• _WHAT IS NEEDED_
Set down, in full, every record in the block.

::: DATA SUPPLIED

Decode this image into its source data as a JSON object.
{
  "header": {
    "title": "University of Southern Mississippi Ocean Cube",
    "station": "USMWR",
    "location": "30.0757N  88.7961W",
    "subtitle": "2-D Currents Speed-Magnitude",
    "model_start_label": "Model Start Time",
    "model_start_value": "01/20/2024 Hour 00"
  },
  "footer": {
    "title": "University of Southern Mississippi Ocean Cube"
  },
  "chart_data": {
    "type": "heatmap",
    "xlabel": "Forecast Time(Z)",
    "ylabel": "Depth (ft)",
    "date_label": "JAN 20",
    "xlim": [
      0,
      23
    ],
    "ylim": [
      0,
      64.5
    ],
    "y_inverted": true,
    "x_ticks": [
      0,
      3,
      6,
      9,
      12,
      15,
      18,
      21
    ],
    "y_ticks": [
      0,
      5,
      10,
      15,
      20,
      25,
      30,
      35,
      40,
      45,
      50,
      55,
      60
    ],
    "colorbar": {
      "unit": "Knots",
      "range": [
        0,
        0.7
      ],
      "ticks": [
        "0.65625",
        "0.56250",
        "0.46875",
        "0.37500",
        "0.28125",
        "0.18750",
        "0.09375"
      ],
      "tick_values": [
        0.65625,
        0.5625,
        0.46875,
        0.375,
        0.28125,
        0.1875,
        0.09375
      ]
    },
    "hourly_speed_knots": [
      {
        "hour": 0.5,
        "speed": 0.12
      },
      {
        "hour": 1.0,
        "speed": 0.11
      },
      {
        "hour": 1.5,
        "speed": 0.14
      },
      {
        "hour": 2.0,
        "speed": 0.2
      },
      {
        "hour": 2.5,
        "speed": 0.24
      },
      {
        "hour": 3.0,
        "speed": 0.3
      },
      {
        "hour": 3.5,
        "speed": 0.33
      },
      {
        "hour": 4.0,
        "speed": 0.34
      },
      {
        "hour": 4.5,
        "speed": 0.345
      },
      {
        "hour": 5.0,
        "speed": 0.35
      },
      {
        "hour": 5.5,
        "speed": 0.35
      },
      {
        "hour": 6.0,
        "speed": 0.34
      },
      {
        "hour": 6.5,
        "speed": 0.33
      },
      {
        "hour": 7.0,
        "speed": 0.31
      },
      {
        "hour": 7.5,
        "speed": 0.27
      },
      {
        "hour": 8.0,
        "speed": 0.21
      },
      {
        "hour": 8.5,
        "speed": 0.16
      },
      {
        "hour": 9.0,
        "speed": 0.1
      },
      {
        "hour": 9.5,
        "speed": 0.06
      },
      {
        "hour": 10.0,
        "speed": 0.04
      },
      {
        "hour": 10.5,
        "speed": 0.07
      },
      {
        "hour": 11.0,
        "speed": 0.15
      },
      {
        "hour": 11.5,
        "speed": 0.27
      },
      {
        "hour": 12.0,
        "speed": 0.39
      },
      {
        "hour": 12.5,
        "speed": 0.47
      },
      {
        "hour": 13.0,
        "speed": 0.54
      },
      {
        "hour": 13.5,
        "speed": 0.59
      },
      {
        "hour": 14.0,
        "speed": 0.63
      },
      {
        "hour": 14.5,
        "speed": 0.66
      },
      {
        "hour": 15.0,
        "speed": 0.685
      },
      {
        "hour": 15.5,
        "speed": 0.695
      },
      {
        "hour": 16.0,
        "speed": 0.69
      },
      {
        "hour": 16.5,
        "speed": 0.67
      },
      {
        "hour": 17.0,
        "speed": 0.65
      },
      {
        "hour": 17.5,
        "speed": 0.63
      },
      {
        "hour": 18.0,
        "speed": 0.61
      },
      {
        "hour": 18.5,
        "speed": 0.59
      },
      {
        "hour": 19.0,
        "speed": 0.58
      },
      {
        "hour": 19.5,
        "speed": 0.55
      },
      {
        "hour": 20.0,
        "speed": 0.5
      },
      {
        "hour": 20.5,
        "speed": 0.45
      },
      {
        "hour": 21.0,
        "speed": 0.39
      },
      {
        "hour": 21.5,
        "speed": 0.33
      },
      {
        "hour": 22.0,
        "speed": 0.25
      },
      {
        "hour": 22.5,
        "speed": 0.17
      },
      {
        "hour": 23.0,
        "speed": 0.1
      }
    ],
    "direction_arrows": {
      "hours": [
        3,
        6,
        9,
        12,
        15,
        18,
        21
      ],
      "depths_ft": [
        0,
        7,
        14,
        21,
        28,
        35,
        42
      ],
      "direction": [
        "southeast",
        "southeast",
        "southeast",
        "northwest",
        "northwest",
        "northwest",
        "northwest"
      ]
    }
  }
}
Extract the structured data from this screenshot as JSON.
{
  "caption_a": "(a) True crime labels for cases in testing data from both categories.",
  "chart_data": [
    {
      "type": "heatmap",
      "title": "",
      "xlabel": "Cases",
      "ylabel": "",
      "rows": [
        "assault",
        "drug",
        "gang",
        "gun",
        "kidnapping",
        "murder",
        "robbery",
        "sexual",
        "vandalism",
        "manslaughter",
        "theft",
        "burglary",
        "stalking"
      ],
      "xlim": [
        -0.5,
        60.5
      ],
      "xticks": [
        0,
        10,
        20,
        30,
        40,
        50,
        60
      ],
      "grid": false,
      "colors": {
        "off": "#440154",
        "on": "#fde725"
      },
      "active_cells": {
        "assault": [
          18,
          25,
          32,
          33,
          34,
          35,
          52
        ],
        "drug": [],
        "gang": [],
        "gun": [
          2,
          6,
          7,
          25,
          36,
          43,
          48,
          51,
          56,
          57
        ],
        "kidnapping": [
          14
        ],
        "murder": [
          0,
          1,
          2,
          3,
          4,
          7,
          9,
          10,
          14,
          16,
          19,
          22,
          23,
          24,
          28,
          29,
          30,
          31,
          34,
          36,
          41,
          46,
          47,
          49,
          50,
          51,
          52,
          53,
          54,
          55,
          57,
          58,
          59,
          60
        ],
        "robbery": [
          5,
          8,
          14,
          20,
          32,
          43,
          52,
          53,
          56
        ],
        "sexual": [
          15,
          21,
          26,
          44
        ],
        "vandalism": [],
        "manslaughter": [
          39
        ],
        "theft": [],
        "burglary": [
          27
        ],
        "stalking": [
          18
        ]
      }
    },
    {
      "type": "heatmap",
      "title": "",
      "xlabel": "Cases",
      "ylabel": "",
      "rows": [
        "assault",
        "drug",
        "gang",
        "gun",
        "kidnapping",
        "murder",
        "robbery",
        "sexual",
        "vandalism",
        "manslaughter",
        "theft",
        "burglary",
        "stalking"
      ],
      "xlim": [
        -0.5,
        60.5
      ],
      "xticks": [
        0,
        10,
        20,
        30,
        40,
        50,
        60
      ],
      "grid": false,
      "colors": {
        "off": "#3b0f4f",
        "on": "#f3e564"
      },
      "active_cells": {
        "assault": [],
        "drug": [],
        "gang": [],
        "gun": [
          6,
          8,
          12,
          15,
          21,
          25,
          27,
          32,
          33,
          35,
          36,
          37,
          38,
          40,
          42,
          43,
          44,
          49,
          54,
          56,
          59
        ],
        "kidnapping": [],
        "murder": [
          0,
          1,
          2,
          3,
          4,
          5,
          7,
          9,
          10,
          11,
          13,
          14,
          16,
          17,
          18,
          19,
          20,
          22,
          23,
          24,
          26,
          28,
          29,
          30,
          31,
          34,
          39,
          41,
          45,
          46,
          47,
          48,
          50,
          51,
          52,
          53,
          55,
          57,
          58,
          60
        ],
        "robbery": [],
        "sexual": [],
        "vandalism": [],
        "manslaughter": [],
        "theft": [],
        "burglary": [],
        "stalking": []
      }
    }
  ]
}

::::::

• _RESULT FOR THIS TASK_
Decode this image into its source data as a JSON object.
{
  "header": {
    "title": "University of Southern Mississippi Ocean Cube",
    "station": "USMWR",
    "location": "30.0757N  88.7961W",
    "subtitle": "2-D Currents Speed-Magnitude",
    "model_start_label": "Model Start Time",
    "model_start_value": "01/20/2024 Hour 00"
  },
  "footer": {
    "title": "University of Southern Mississippi Ocean Cube"
  },
  "chart_data": {
    "type": "heatmap",
    "xlabel": "Forecast Time(Z)",
    "ylabel": "Depth (ft)",
    "date_label": "JAN 20",
    "xlim": [
      0,
      23
    ],
    "ylim": [
      0,
      64.5
    ],
    "y_inverted": true,
    "x_ticks": [
      0,
      3,
      6,
      9,
      12,
      15,
      18,
      21
    ],
    "y_ticks": [
      0,
      5,
      10,
      15,
      20,
      25,
      30,
      35,
      40,
      45,
      50,
      55,
      60
    ],
    "colorbar": {
      "unit": "Knots",
      "range": [
        0,
        0.7
      ],
      "ticks": [
        "0.65625",
        "0.56250",
        "0.46875",
        "0.37500",
        "0.28125",
        "0.18750",
        "0.09375"
      ],
      "tick_values": [
        0.65625,
        0.5625,
        0.46875,
        0.375,
        0.28125,
        0.1875,
        0.09375
      ]
    },
    "hourly_speed_knots": [
      {
        "hour": 0.5,
        "speed": 0.12
      },
      {
        "hour": 1.0,
        "speed": 0.11
      },
      {
        "hour": 1.5,
        "speed": 0.14
      },
      {
        "hour": 2.0,
        "speed": 0.2
      },
      {
        "hour": 2.5,
        "speed": 0.24
      },
      {
        "hour": 3.0,
        "speed": 0.3
      },
      {
        "hour": 3.5,
        "speed": 0.33
      },
      {
        "hour": 4.0,
        "speed": 0.34
      },
      {
        "hour": 4.5,
        "speed": 0.345
      },
      {
        "hour": 5.0,
        "speed": 0.35
      },
      {
        "hour": 5.5,
        "speed": 0.35
      },
      {
        "hour": 6.0,
        "speed": 0.34
      },
      {
        "hour": 6.5,
        "speed": 0.33
      },
      {
        "hour": 7.0,
        "speed": 0.31
      },
      {
        "hour": 7.5,
        "speed": 0.27
      },
      {
        "hour": 8.0,
        "speed": 0.21
      },
      {
        "hour": 8.5,
        "speed": 0.16
      },
      {
        "hour": 9.0,
        "speed": 0.1
      },
      {
        "hour": 9.5,
        "speed": 0.06
      },
      {
        "hour": 10.0,
        "speed": 0.04
      },
      {
        "hour": 10.5,
        "speed": 0.07
      },
      {
        "hour": 11.0,
        "speed": 0.15
      },
      {
        "hour": 11.5,
        "speed": 0.27
      },
      {
        "hour": 12.0,
        "speed": 0.39
      },
      {
        "hour": 12.5,
        "speed": 0.47
      },
      {
        "hour": 13.0,
        "speed": 0.54
      },
      {
        "hour": 13.5,
        "speed": 0.59
      },
      {
        "hour": 14.0,
        "speed": 0.63
      },
      {
        "hour": 14.5,
        "speed": 0.66
      },
      {
        "hour": 15.0,
        "speed": 0.685
      },
      {
        "hour": 15.5,
        "speed": 0.695
      },
      {
        "hour": 16.0,
        "speed": 0.69
      },
      {
        "hour": 16.5,
        "speed": 0.67
      },
      {
        "hour": 17.0,
        "speed": 0.65
      },
      {
        "hour": 17.5,
        "speed": 0.63
      },
      {
        "hour": 18.0,
        "speed": 0.61
      },
      {
        "hour": 18.5,
        "speed": 0.59
      },
      {
        "hour": 19.0,
        "speed": 0.58
      },
      {
        "hour": 19.5,
        "speed": 0.55
      },
      {
        "hour": 20.0,
        "speed": 0.5
      },
      {
        "hour": 20.5,
        "speed": 0.45
      },
      {
        "hour": 21.0,
        "speed": 0.39
      },
      {
        "hour": 21.5,
        "speed": 0.33
      },
      {
        "hour": 22.0,
        "speed": 0.25
      },
      {
        "hour": 22.5,
        "speed": 0.17
      },
      {
        "hour": 23.0,
        "speed": 0.1
      }
    ],
    "direction_arrows": {
      "hours": [
        3,
        6,
        9,
        12,
        15,
        18,
        21
      ],
      "depths_ft": [
        0,
        7,
        14,
        21,
        28,
        35,
        42
      ],
      "direction": [
        "southeast",
        "southeast",
        "southeast",
        "northwest",
        "northwest",
        "northwest",
        "northwest"
      ]
    }
  }
}
Extract the structured data from this screenshot as JSON.
{
  "caption_a": "(a) True crime labels for cases in testing data from both categories.",
  "chart_data": [
    {
      "type": "heatmap",
      "title": "",
      "xlabel": "Cases",
      "ylabel": "",
      "rows": [
        "assault",
        "drug",
        "gang",
        "gun",
        "kidnapping",
        "murder",
        "robbery",
        "sexual",
        "vandalism",
        "manslaughter",
        "theft",
        "burglary",
        "stalking"
      ],
      "xlim": [
        -0.5,
        60.5
      ],
      "xticks": [
        0,
        10,
        20,
        30,
        40,
        50,
        60
      ],
      "grid": false,
      "colors": {
        "off": "#440154",
        "on": "#fde725"
      },
      "active_cells": {
        "assault": [
          18,
          25,
          32,
          33,
          34,
          35,
          52
        ],
        "drug": [],
        "gang": [],
        "gun": [
          2,
          6,
          7,
          25,
          36,
          43,
          48,
          51,
          56,
          57
        ],
        "kidnapping": [
          14
        ],
        "murder": [
          0,
          1,
          2,
          3,
          4,
          7,
          9,
          10,
          14,
          16,
          19,
          22,
          23,
          24,
          28,
          29,
          30,
          31,
          34,
          36,
          41,
          46,
          47,
          49,
          50,
          51,
          52,
          53,
          54,
          55,
          57,
          58,
          59,
          60
        ],
        "robbery": [
          5,
          8,
          14,
          20,
          32,
          43,
          52,
          53,
          56
        ],
        "sexual": [
          15,
          21,
          26,
          44
        ],
        "vandalism": [],
        "manslaughter": [
          39
        ],
        "theft": [],
        "burglary": [
          27
        ],
        "stalking": [
          18
        ]
      }
    },
    {
      "type": "heatmap",
      "title": "",
      "xlabel": "Cases",
      "ylabel": "",
      "rows": [
        "assault",
        "drug",
        "gang",
        "gun",
        "kidnapping",
        "murder",
        "robbery",
        "sexual",
        "vandalism",
        "manslaughter",
        "theft",
        "burglary",
        "stalking"
      ],
      "xlim": [
        -0.5,
        60.5
      ],
      "xticks": [
        0,
        10,
        20,
        30,
        40,
        50,
        60
      ],
      "grid": false,
      "colors": {
        "off": "#3b0f4f",
        "on": "#f3e564"
      },
      "active_cells": {
        "assault": [],
        "drug": [],
        "gang": [],
        "gun": [
          6,
          8,
          12,
          15,
          21,
          25,
          27,
          32,
          33,
          35,
          36,
          37,
          38,
          40,
          42,
          43,
          44,
          49,
          54,
          56,
          59
        ],
        "kidnapping": [],
        "murder": [
          0,
          1,
          2,
          3,
          4,
          5,
          7,
          9,
          10,
          11,
          13,
          14,
          16,
          17,
          18,
          19,
          20,
          22,
          23,
          24,
          26,
          28,
          29,
          30,
          31,
          34,
          39,
          41,
          45,
          46,
          47,
          48,
          50,
          51,
          52,
          53,
          55,
          57,
          58,
          60
        ],
        "robbery": [],
        "sexual": [],
        "vandalism": [],
        "manslaughter": [],
        "theft": [],
        "burglary": [],
        "stalking": []
      }
    }
  ]
}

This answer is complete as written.